Documento:
___

Morte e Renascimento - Texto por Ramana Maharshi

Em nenhum outro ponto Ramana mostrou mais claramente que a teoria deve ser adaptada ao nível da
compreensão do buscador do que quando ele respondia perguntas sobre a morte e renascimento.
Para aqueles que eram capazes de compreender a teoria não dualista em sua forma pura ele apenas
explicava que esta pergunta não surge, pois como o ego não tem uma existência real agora, também não o terá após a morte.

P: As ações de uma pessoa nesta vida afetam os seus nascimentos futuros?

R.: Você nasceu? Por que você se preocupa com nascimento s futuros? A verdade é que não existe
nascimento e nem morte. Que aquele que nasceu pense sobre a morte e outros consolos para ela.

P.: A doutrina Hindu da reencarnação é correta?
R.: Não é possível dar uma resposta definitiva. No Bhagavad Gita, por exemplo, até a presente
encarnação é negada.

P.: A nossa personalidade não é sem começo?
R.: Primeiro descubra se ela existe e depois faça a pergunta. Tanto os dualistas quanto os não
dualistas concordam que a Auto-Realização é necessária.
Primeiro atinja-a e depois faça outras perguntas. Dualismo ou não-dualismo – isso não pode ser
resolvido por meio de teorias apenas. Se o Eu Real for realizado, esta pergunta não surgirá.
Tudo o que nasce deve morrer; tudo o que é adquirido será perdido.

___

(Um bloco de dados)
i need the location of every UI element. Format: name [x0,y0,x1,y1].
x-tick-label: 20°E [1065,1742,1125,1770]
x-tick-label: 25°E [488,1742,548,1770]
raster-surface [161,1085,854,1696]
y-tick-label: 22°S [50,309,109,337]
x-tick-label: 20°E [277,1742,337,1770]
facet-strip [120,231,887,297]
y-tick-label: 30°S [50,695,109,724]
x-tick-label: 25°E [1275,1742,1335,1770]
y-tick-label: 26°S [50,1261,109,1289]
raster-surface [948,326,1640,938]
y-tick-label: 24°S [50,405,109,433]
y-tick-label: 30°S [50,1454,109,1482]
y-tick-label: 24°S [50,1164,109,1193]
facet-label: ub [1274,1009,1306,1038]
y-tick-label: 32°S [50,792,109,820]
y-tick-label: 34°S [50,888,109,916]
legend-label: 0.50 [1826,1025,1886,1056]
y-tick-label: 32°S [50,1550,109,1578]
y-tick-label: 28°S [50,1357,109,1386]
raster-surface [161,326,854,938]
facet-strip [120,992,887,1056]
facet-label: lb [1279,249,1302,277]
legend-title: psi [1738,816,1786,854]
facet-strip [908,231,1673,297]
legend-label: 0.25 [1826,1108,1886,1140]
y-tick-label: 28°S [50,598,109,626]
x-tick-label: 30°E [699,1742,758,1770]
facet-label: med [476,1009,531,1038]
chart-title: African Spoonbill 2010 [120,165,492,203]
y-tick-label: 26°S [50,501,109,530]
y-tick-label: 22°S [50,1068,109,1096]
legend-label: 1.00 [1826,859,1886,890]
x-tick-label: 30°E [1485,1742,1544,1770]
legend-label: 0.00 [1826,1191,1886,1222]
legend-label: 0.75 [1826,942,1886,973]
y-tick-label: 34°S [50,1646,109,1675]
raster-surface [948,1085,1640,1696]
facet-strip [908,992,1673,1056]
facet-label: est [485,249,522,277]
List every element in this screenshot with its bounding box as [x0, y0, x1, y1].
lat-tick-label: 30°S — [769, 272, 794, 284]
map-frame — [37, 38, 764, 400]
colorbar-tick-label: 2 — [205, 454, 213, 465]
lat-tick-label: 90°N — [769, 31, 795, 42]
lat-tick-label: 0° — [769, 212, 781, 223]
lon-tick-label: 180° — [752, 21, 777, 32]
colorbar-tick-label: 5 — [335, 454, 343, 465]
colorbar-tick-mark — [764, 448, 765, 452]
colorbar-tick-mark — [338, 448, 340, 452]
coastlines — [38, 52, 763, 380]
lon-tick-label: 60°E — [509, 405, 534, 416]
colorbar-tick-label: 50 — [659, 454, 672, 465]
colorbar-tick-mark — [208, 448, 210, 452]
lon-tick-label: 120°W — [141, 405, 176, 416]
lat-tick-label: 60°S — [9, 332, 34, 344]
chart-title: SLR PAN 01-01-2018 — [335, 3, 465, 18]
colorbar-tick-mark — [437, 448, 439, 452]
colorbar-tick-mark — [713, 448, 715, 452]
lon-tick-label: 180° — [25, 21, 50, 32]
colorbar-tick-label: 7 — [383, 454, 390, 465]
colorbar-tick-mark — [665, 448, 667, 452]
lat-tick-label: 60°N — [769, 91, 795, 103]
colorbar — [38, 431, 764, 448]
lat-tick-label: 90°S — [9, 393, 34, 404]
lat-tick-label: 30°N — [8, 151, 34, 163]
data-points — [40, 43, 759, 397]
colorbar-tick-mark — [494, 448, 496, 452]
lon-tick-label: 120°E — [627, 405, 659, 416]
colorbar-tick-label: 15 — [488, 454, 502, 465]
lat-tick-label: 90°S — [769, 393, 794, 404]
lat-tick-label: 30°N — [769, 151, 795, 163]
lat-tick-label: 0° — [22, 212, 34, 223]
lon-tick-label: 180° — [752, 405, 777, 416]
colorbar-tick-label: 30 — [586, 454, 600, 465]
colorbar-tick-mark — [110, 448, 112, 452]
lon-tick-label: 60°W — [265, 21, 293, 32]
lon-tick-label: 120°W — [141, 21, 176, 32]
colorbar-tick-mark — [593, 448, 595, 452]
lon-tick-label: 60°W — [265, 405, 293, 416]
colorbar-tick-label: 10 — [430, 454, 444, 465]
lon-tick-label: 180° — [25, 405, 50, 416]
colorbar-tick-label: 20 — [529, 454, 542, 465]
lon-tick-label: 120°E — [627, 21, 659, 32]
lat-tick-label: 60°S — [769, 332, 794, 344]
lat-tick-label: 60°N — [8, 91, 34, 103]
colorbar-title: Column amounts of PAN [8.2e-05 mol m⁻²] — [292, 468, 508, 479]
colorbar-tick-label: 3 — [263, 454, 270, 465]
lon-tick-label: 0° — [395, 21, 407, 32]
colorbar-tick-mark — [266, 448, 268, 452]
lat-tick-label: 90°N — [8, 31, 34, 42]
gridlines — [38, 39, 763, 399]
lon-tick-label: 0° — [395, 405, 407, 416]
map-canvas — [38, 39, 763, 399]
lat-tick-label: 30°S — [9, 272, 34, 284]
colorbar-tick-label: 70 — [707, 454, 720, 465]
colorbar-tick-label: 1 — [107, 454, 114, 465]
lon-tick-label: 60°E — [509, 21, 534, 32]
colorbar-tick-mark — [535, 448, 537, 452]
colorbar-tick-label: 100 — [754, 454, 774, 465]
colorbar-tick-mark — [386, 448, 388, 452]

___

Instrução:
Reproduza palavra por palavra o trecho do texto sobre morte e renascimento que começa em "Para aqueles que" e termina em "é sem começo?".

Resposta:
Para aqueles que eram capazes de compreender a teoria não dualista em sua forma pura ele apenas
explicava que esta pergunta não surge, pois como o ego não tem uma existência real agora, também não o terá após a morte.

P: As ações de uma pessoa nesta vida afetam os seus nascimentos futuros?

R.: Você nasceu? Por que você se preocupa com nascimento s futuros? A verdade é que não existe
nascimento e nem morte. Que aquele que nasceu pense sobre a morte e outros consolos para ela.

P.: A doutrina Hindu da reencarnação é correta?
R.: Não é possível dar uma resposta definitiva. No Bhagavad Gita, por exemplo, até a presente
encarnação é negada.

P.: A nossa personalidade não é sem começo?